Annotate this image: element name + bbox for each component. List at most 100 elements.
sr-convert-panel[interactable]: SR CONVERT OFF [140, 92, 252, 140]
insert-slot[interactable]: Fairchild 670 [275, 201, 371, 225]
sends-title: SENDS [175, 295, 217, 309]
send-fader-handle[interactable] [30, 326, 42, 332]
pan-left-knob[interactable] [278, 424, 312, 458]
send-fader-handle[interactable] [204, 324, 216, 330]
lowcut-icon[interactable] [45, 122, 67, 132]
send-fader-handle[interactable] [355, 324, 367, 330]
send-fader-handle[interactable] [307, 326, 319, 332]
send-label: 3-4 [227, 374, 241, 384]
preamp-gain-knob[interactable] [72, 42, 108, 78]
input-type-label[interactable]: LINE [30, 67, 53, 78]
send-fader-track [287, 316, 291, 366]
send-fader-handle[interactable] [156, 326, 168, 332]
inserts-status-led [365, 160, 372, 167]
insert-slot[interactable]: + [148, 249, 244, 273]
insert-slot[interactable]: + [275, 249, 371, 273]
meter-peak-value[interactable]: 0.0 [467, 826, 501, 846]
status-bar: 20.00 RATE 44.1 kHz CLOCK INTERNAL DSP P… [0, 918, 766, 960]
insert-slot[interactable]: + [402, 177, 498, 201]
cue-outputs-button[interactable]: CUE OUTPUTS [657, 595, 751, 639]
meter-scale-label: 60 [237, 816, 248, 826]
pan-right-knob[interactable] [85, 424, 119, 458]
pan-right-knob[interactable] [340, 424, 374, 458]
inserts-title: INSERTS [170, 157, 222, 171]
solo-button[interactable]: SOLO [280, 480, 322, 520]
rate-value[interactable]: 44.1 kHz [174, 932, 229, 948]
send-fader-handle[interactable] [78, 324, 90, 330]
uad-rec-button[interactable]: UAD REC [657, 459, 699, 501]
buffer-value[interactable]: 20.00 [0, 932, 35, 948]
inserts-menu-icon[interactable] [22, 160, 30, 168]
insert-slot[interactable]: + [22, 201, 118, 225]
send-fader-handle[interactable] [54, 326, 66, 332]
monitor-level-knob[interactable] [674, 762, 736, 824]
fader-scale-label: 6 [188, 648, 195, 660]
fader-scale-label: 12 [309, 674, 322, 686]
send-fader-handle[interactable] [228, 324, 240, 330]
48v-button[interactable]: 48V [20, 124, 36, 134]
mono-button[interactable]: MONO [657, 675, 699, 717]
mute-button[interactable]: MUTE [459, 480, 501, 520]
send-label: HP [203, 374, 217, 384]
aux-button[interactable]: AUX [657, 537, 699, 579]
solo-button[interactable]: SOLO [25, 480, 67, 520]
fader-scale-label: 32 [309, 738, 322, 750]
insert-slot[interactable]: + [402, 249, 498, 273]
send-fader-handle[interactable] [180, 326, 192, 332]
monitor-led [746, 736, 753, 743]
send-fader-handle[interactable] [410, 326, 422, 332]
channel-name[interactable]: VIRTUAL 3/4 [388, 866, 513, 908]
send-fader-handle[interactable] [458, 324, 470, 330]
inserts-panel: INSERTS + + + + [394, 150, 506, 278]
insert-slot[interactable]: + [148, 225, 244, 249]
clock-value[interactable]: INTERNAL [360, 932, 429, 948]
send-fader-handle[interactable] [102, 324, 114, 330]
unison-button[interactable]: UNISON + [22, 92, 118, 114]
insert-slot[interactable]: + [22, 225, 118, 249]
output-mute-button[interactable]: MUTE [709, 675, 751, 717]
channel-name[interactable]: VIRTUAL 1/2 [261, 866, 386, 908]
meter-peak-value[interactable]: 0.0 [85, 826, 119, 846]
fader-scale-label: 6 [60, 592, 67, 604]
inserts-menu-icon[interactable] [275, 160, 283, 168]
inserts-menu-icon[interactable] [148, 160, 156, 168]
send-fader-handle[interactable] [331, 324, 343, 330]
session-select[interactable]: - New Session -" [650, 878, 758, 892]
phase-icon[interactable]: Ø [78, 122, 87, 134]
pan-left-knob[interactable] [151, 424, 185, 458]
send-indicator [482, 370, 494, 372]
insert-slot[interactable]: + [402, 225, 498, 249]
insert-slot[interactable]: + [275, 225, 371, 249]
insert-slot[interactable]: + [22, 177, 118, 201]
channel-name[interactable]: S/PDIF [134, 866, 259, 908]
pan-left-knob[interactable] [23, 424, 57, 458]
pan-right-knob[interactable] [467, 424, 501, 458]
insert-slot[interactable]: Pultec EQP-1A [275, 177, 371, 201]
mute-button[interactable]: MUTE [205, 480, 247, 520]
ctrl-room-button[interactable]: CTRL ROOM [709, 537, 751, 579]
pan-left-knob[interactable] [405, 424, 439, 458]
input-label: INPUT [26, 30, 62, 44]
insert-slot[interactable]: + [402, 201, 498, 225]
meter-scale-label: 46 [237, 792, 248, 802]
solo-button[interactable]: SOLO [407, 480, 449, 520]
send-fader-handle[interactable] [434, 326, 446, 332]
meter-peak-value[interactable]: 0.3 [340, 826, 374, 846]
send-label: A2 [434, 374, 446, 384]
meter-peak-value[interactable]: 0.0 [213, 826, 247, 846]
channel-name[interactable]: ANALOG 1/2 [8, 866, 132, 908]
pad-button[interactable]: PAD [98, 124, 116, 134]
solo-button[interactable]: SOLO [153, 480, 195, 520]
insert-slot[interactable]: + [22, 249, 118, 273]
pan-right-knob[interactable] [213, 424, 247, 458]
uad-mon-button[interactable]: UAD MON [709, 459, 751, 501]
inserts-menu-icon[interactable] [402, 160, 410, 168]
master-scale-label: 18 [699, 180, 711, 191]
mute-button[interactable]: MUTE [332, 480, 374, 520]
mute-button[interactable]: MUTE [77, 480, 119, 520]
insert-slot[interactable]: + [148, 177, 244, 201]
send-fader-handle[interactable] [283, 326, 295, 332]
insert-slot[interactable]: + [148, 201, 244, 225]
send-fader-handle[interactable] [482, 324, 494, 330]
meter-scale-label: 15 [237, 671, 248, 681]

##########

- _TASK DETAILS_: Could you print, unchanged, the records above from their first line through the line containing "inserts-title: INSERTS [170, 157, 222, 171]", including both of those lines?

- _FINISHED ANSWER_:
Annotate this image: element name + bbox for each component. List at most 100 elements.
sr-convert-panel[interactable]: SR CONVERT OFF [140, 92, 252, 140]
insert-slot[interactable]: Fairchild 670 [275, 201, 371, 225]
sends-title: SENDS [175, 295, 217, 309]
send-fader-handle[interactable] [30, 326, 42, 332]
pan-left-knob[interactable] [278, 424, 312, 458]
send-fader-handle[interactable] [204, 324, 216, 330]
lowcut-icon[interactable] [45, 122, 67, 132]
send-fader-handle[interactable] [355, 324, 367, 330]
send-fader-handle[interactable] [307, 326, 319, 332]
send-label: 3-4 [227, 374, 241, 384]
preamp-gain-knob[interactable] [72, 42, 108, 78]
input-type-label[interactable]: LINE [30, 67, 53, 78]
send-fader-track [287, 316, 291, 366]
send-fader-handle[interactable] [156, 326, 168, 332]
inserts-status-led [365, 160, 372, 167]
insert-slot[interactable]: + [148, 249, 244, 273]
insert-slot[interactable]: + [275, 249, 371, 273]
meter-peak-value[interactable]: 0.0 [467, 826, 501, 846]
status-bar: 20.00 RATE 44.1 kHz CLOCK INTERNAL DSP P… [0, 918, 766, 960]
insert-slot[interactable]: + [402, 177, 498, 201]
cue-outputs-button[interactable]: CUE OUTPUTS [657, 595, 751, 639]
meter-scale-label: 60 [237, 816, 248, 826]
pan-right-knob[interactable] [85, 424, 119, 458]
pan-right-knob[interactable] [340, 424, 374, 458]
inserts-title: INSERTS [170, 157, 222, 171]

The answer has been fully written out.